Task directions:
Copy each line below that contains "name".

Dataset:
┌──
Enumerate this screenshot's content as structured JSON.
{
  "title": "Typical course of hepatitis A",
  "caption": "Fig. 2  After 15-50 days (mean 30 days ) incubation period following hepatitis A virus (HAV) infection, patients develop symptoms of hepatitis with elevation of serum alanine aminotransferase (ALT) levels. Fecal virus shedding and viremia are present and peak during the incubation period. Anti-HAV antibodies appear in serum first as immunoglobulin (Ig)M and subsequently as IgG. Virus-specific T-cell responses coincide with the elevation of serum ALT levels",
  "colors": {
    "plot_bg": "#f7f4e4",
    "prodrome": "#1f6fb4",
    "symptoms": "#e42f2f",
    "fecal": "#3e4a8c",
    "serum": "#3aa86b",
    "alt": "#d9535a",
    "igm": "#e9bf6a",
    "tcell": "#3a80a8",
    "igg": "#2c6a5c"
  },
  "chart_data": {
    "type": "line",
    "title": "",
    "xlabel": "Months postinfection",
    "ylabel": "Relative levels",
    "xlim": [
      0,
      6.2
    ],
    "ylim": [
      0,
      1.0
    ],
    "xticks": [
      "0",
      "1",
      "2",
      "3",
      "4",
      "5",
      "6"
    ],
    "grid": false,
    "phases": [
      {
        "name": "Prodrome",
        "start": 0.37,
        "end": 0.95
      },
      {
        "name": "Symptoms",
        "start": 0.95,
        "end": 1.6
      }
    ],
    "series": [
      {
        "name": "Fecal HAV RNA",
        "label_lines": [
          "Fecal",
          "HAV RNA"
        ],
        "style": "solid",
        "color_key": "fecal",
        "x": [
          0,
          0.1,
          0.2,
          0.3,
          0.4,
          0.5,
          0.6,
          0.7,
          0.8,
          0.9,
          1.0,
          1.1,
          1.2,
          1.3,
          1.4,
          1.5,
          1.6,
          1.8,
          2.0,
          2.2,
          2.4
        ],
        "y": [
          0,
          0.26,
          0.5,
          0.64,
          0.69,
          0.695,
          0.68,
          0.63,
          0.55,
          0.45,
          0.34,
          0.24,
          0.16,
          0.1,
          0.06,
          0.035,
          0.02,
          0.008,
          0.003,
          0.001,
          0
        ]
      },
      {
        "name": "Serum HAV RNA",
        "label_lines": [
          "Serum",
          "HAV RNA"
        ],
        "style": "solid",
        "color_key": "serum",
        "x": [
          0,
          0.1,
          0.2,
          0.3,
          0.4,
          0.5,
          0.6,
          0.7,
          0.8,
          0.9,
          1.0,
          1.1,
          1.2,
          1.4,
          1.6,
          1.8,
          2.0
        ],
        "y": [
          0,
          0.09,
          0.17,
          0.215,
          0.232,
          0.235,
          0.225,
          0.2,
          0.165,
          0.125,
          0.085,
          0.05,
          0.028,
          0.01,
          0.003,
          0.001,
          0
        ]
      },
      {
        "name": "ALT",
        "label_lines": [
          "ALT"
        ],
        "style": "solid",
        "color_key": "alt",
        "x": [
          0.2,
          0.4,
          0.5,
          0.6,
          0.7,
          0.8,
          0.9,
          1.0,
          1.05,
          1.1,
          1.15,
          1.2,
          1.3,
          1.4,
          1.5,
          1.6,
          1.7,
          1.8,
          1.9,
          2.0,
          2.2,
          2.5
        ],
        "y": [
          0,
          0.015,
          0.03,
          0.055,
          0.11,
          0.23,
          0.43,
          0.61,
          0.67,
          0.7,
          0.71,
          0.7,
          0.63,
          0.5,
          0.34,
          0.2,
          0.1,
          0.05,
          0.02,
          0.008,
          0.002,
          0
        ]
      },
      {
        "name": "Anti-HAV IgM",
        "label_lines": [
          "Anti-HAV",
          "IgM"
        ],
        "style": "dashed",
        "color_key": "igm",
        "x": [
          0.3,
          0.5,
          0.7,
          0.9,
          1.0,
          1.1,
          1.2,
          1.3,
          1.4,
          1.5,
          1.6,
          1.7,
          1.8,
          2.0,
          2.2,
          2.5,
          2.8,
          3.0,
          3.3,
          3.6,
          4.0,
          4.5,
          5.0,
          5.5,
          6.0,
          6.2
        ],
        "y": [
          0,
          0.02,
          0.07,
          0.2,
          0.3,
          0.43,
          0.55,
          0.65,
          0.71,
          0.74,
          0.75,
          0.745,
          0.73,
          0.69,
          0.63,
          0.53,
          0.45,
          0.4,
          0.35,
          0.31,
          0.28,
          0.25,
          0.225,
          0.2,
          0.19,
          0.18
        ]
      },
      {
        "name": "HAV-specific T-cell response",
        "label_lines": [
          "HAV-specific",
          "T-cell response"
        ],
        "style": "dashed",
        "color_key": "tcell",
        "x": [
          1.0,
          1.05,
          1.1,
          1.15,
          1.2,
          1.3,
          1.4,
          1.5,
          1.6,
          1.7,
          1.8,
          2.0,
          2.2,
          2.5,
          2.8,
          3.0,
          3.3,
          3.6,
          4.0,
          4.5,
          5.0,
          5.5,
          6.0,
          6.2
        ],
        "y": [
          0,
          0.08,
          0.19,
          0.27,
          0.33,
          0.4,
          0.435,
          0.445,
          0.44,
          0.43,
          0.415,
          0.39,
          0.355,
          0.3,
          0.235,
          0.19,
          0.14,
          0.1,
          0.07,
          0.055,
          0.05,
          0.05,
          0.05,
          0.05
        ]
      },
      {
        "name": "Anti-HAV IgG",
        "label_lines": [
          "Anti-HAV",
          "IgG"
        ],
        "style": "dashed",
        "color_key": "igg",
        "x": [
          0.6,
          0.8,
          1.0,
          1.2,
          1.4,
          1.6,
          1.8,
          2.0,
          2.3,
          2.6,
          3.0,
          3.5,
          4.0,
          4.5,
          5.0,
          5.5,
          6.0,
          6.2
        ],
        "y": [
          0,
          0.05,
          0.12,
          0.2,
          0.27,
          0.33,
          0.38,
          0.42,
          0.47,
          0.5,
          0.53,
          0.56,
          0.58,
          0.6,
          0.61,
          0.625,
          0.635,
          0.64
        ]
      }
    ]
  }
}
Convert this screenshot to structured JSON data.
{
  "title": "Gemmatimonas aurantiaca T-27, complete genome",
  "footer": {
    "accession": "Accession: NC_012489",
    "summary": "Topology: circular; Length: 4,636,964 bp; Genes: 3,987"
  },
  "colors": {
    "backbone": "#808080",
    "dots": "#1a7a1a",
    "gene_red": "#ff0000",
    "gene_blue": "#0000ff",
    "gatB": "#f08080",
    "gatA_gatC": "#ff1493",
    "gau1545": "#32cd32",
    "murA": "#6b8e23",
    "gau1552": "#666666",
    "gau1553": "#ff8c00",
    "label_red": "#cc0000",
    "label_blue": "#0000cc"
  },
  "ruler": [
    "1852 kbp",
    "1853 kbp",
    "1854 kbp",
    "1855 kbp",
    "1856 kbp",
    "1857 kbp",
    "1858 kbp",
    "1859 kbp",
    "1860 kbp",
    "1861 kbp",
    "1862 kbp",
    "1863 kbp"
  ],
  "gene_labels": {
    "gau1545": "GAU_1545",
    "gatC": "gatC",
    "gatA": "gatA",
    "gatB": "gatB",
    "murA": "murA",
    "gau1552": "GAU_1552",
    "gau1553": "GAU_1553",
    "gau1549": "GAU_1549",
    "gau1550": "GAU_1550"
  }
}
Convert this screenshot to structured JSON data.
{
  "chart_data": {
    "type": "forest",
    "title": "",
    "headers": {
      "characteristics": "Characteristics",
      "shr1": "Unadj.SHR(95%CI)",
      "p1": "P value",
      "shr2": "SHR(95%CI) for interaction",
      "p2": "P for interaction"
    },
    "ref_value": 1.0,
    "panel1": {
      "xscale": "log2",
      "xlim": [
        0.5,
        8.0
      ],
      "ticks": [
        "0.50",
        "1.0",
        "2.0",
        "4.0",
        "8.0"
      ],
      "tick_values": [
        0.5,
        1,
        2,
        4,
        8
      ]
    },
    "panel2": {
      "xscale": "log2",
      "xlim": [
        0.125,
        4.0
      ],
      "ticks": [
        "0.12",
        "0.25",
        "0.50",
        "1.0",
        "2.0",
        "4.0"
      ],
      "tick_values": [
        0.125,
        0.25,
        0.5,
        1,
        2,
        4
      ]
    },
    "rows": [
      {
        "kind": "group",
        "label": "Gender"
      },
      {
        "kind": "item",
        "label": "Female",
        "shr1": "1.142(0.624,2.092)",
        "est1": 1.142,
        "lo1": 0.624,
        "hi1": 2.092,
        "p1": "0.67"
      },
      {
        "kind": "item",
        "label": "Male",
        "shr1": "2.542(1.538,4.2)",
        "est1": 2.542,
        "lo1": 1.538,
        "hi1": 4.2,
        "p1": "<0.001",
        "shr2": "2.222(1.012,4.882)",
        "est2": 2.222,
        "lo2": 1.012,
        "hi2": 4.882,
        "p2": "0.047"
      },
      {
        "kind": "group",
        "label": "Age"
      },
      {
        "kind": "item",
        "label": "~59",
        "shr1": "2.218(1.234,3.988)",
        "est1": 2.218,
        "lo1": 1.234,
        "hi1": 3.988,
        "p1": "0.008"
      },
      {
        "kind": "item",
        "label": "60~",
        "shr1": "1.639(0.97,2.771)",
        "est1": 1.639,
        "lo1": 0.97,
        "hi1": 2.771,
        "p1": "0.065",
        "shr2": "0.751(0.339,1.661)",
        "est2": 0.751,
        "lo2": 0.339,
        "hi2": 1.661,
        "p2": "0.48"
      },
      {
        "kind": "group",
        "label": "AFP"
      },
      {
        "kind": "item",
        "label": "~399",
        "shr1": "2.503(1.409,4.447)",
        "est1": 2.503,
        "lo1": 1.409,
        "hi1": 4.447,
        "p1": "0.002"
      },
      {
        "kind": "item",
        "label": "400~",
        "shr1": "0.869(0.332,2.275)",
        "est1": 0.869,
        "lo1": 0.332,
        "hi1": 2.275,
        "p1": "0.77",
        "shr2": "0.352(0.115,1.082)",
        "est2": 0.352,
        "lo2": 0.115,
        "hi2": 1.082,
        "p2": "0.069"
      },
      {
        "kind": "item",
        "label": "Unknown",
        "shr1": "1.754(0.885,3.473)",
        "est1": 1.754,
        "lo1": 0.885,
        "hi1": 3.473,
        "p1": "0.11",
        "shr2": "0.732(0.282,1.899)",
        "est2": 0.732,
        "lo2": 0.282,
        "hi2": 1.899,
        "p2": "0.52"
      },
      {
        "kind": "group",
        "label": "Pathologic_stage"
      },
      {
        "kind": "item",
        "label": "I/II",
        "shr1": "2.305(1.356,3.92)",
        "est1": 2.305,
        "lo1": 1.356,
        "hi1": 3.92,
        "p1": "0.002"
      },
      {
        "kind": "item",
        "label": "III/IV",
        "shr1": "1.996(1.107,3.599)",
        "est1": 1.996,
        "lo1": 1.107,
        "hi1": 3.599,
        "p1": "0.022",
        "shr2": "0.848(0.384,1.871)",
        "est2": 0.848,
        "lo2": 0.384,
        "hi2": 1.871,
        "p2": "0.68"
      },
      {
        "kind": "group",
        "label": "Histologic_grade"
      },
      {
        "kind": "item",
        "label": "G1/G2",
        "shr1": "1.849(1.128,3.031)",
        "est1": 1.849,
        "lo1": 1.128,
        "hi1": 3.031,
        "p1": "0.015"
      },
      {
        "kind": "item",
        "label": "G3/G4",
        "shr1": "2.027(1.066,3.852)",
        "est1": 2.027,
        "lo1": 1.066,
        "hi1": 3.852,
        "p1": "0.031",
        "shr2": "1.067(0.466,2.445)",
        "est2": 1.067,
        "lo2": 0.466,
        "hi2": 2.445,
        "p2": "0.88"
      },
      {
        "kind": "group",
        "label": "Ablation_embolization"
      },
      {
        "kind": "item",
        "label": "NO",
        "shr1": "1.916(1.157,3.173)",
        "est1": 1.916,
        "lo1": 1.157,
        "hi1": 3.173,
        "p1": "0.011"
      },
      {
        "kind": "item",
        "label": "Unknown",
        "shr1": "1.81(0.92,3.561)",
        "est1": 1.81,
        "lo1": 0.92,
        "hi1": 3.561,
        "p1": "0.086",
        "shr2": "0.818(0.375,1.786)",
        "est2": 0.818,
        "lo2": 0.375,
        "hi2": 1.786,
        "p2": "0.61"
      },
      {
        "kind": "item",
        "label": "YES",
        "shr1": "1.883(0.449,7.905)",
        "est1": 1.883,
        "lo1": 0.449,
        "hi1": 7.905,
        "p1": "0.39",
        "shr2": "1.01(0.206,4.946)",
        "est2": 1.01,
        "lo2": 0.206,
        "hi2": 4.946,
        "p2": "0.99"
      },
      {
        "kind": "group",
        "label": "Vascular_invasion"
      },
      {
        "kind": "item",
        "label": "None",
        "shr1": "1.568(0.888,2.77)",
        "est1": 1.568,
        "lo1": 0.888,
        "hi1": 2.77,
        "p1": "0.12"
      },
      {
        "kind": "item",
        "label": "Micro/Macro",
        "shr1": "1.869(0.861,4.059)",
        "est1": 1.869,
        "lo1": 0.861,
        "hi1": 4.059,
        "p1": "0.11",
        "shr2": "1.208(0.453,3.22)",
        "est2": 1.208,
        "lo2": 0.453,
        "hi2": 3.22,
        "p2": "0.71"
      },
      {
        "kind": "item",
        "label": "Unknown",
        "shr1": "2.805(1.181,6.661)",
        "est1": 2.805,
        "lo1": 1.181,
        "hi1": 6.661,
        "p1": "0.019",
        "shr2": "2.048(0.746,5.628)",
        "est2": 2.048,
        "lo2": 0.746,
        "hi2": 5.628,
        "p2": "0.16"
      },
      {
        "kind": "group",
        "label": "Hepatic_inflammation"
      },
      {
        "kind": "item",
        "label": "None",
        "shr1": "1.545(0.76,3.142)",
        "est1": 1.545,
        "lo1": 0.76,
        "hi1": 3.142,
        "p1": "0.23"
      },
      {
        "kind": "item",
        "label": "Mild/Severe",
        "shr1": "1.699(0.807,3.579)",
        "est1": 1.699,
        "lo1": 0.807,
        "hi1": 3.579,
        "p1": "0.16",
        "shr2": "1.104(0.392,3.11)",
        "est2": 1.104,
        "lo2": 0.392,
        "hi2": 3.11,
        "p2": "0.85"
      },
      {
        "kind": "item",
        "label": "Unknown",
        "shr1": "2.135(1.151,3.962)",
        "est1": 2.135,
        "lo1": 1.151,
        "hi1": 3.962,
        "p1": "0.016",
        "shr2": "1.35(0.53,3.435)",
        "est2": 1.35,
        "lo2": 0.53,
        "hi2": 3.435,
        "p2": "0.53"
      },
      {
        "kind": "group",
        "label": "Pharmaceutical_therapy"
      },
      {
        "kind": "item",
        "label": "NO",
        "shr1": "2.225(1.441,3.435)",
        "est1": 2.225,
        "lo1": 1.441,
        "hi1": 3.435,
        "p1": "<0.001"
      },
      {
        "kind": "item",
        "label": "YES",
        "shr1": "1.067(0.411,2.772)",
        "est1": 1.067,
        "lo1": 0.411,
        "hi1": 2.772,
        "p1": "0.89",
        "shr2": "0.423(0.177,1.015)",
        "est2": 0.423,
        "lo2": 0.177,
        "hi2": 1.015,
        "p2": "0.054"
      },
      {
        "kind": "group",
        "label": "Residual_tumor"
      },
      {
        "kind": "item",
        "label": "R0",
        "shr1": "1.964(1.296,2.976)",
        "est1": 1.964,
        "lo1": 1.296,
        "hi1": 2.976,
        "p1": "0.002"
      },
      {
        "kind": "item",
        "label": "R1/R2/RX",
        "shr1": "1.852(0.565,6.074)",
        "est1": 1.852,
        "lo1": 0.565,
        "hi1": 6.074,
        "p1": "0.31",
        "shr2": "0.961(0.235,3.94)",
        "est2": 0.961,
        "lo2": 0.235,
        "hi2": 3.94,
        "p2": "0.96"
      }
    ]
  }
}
└──
Exercise response:
        "name": "Prodrome",
        "name": "Symptoms",
        "name": "Fecal HAV RNA",
        "name": "Serum HAV RNA",
        "name": "ALT",
        "name": "Anti-HAV IgM",
        "name": "HAV-specific T-cell response",
        "name": "Anti-HAV IgG",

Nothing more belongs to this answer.